'''
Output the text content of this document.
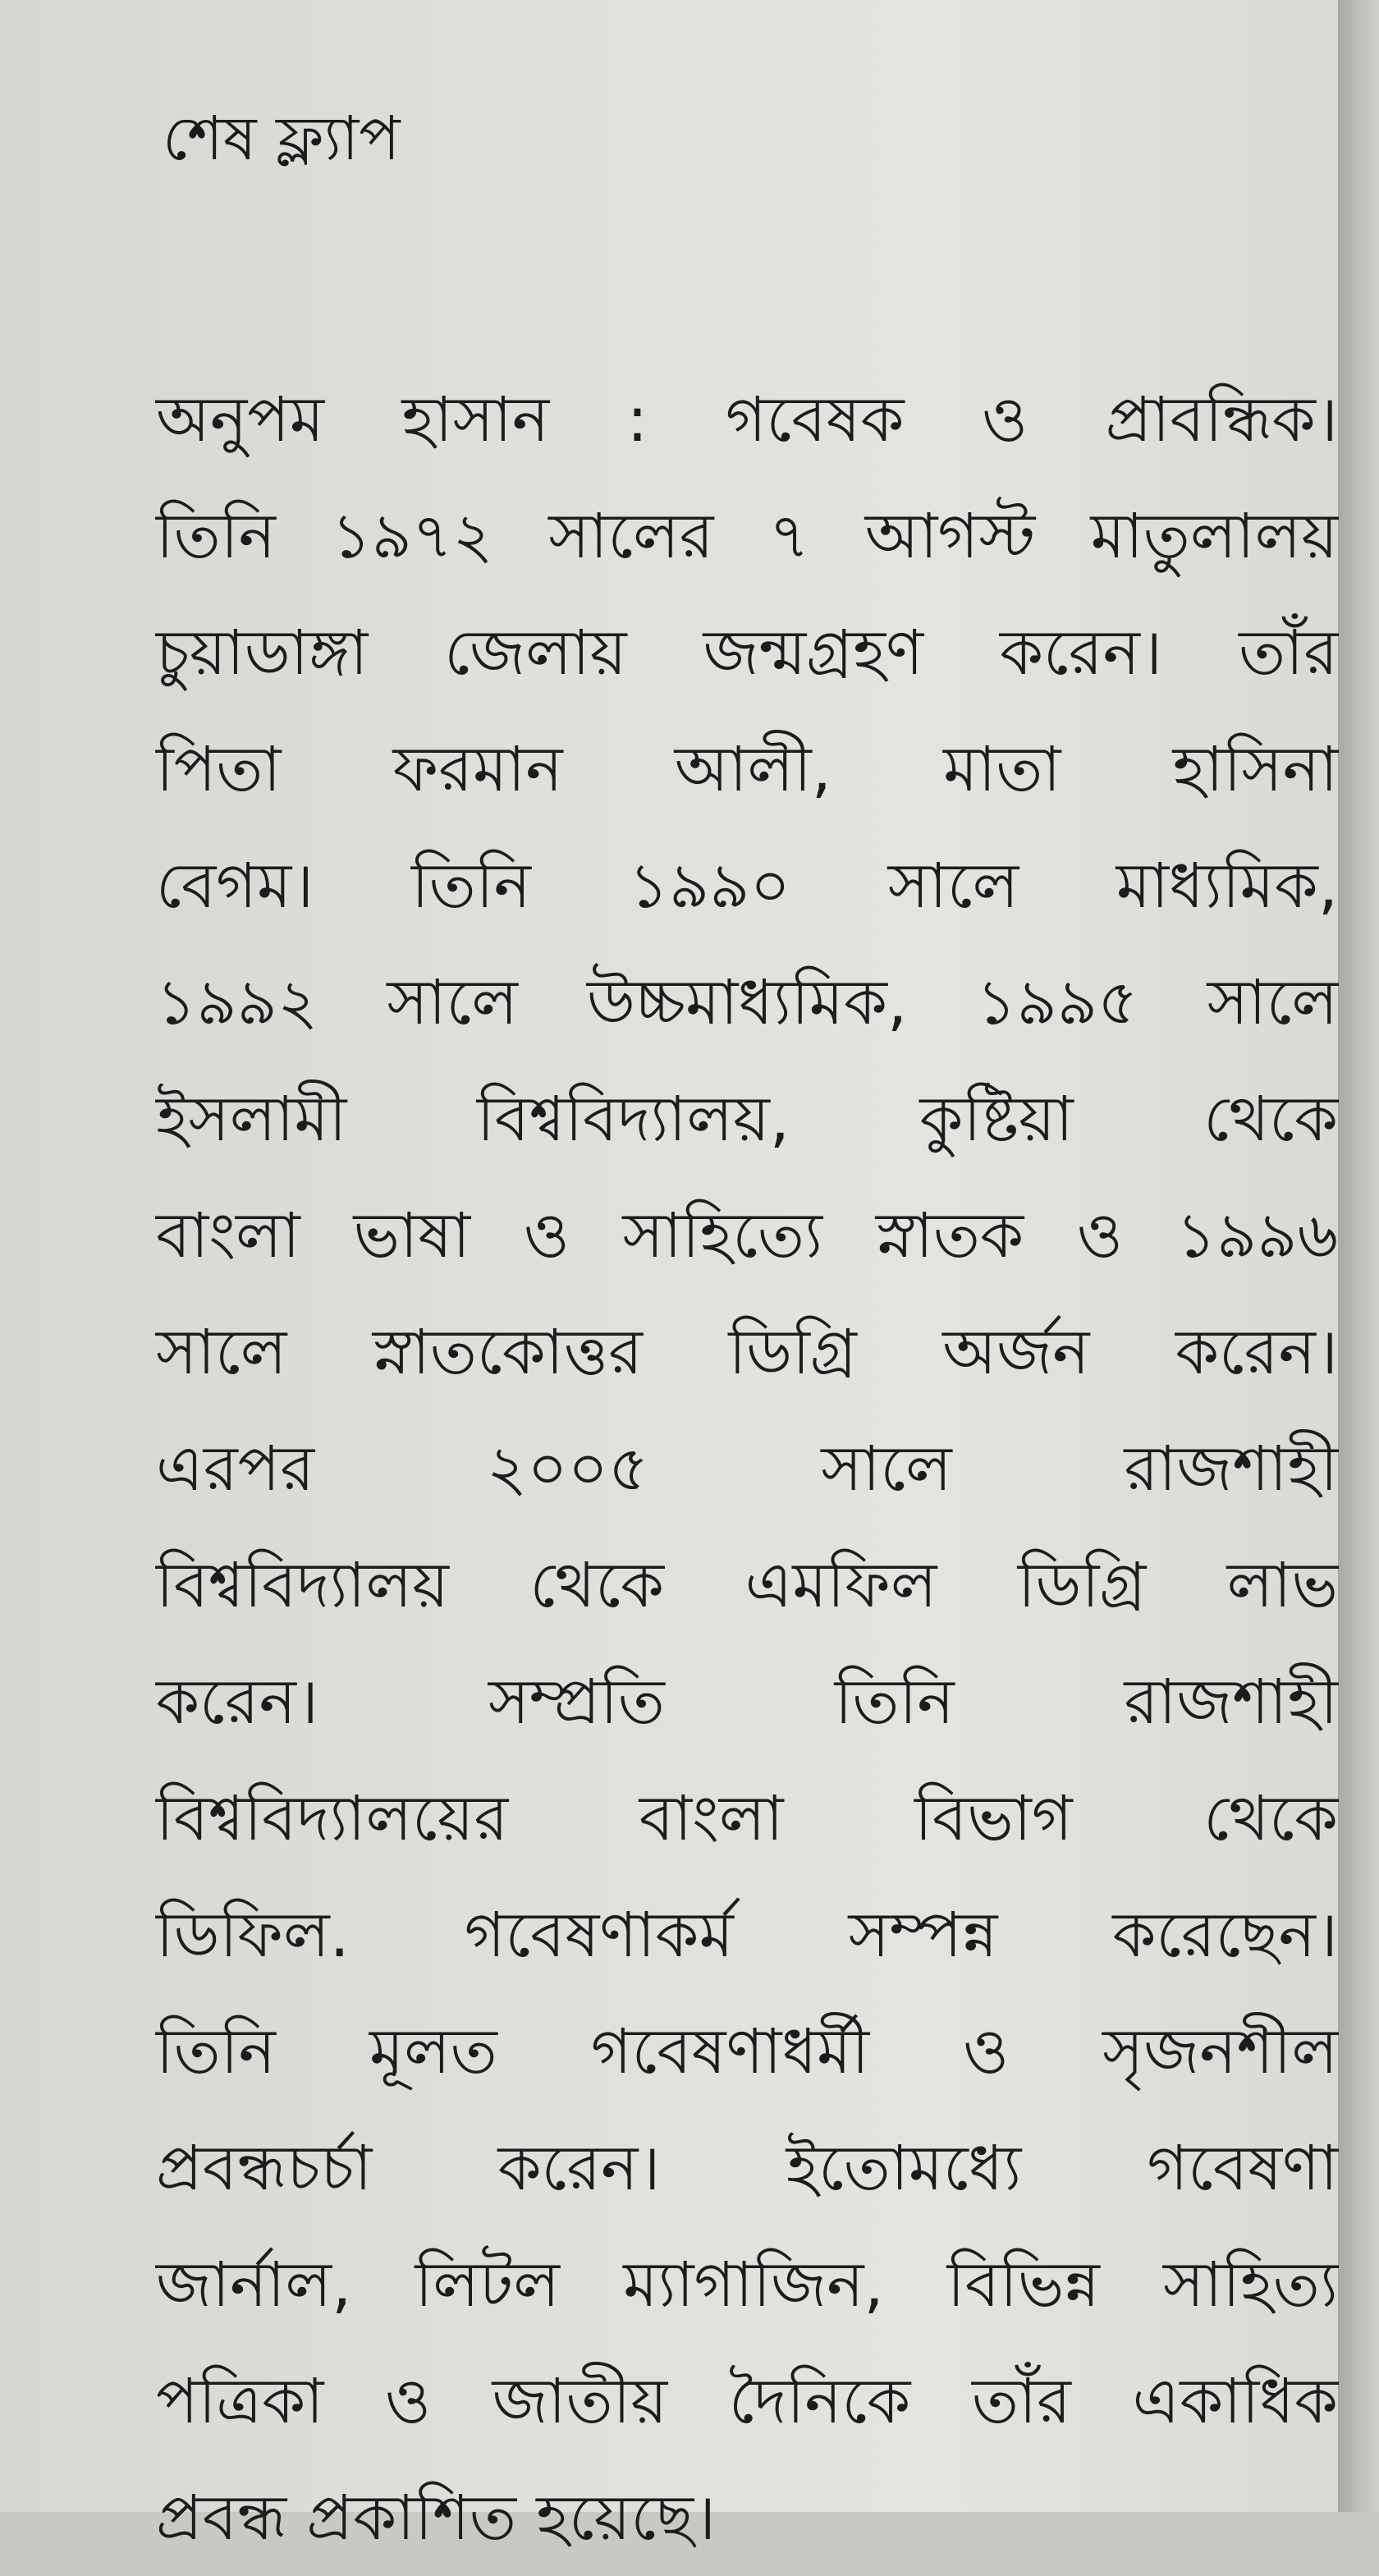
শেষ ফ্ল্যাপ
অনুপম হাসান : গবেষক ও প্রাবন্ধিক।
তিনি ১৯৭২ সালের ৭ আগস্ট মাতুলালয়
চুয়াডাঙ্গা জেলায় জন্মগ্রহণ করেন। তাঁর
পিতা ফরমান আলী, মাতা হাসিনা
বেগম। তিনি ১৯৯০ সালে মাধ্যমিক,
১৯৯২ সালে উচ্চমাধ্যমিক, ১৯৯৫ সালে
ইসলামী বিশ্ববিদ্যালয়, কুষ্টিয়া থেকে
বাংলা ভাষা ও সাহিত্যে স্নাতক ও ১৯৯৬
সালে স্নাতকোত্তর ডিগ্রি অর্জন করেন।
এরপর ২০০৫ সালে রাজশাহী
বিশ্ববিদ্যালয় থেকে এমফিল ডিগ্রি লাভ
করেন। সম্প্রতি তিনি রাজশাহী
বিশ্ববিদ্যালয়ের বাংলা বিভাগ থেকে
ডিফিল. গবেষণাকর্ম সম্পন্ন করেছেন।
তিনি মূলত গবেষণাধর্মী ও সৃজনশীল
প্রবন্ধচর্চা করেন। ইতোমধ্যে গবেষণা
জার্নাল, লিটল ম্যাগাজিন, বিভিন্ন সাহিত্য
পত্রিকা ও জাতীয় দৈনিকে তাঁর একাধিক
প্রবন্ধ প্রকাশিত হয়েছে।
'''
→ **What you should do**
Return all of the entries word for word, but omit the pictures.

→ **Correct answer**
Output the text content of this document.
শেষ ফ্ল্যাপ
অনুপম হাসান : গবেষক ও প্রাবন্ধিক।
তিনি ১৯৭২ সালের ৭ আগস্ট মাতুলালয়
চুয়াডাঙ্গা জেলায় জন্মগ্রহণ করেন। তাঁর
পিতা ফরমান আলী, মাতা হাসিনা
বেগম। তিনি ১৯৯০ সালে মাধ্যমিক,
১৯৯২ সালে উচ্চমাধ্যমিক, ১৯৯৫ সালে
ইসলামী বিশ্ববিদ্যালয়, কুষ্টিয়া থেকে
বাংলা ভাষা ও সাহিত্যে স্নাতক ও ১৯৯৬
সালে স্নাতকোত্তর ডিগ্রি অর্জন করেন।
এরপর ২০০৫ সালে রাজশাহী
বিশ্ববিদ্যালয় থেকে এমফিল ডিগ্রি লাভ
করেন। সম্প্রতি তিনি রাজশাহী
বিশ্ববিদ্যালয়ের বাংলা বিভাগ থেকে
ডিফিল. গবেষণাকর্ম সম্পন্ন করেছেন।
তিনি মূলত গবেষণাধর্মী ও সৃজনশীল
প্রবন্ধচর্চা করেন। ইতোমধ্যে গবেষণা
জার্নাল, লিটল ম্যাগাজিন, বিভিন্ন সাহিত্য
পত্রিকা ও জাতীয় দৈনিকে তাঁর একাধিক
প্রবন্ধ প্রকাশিত হয়েছে।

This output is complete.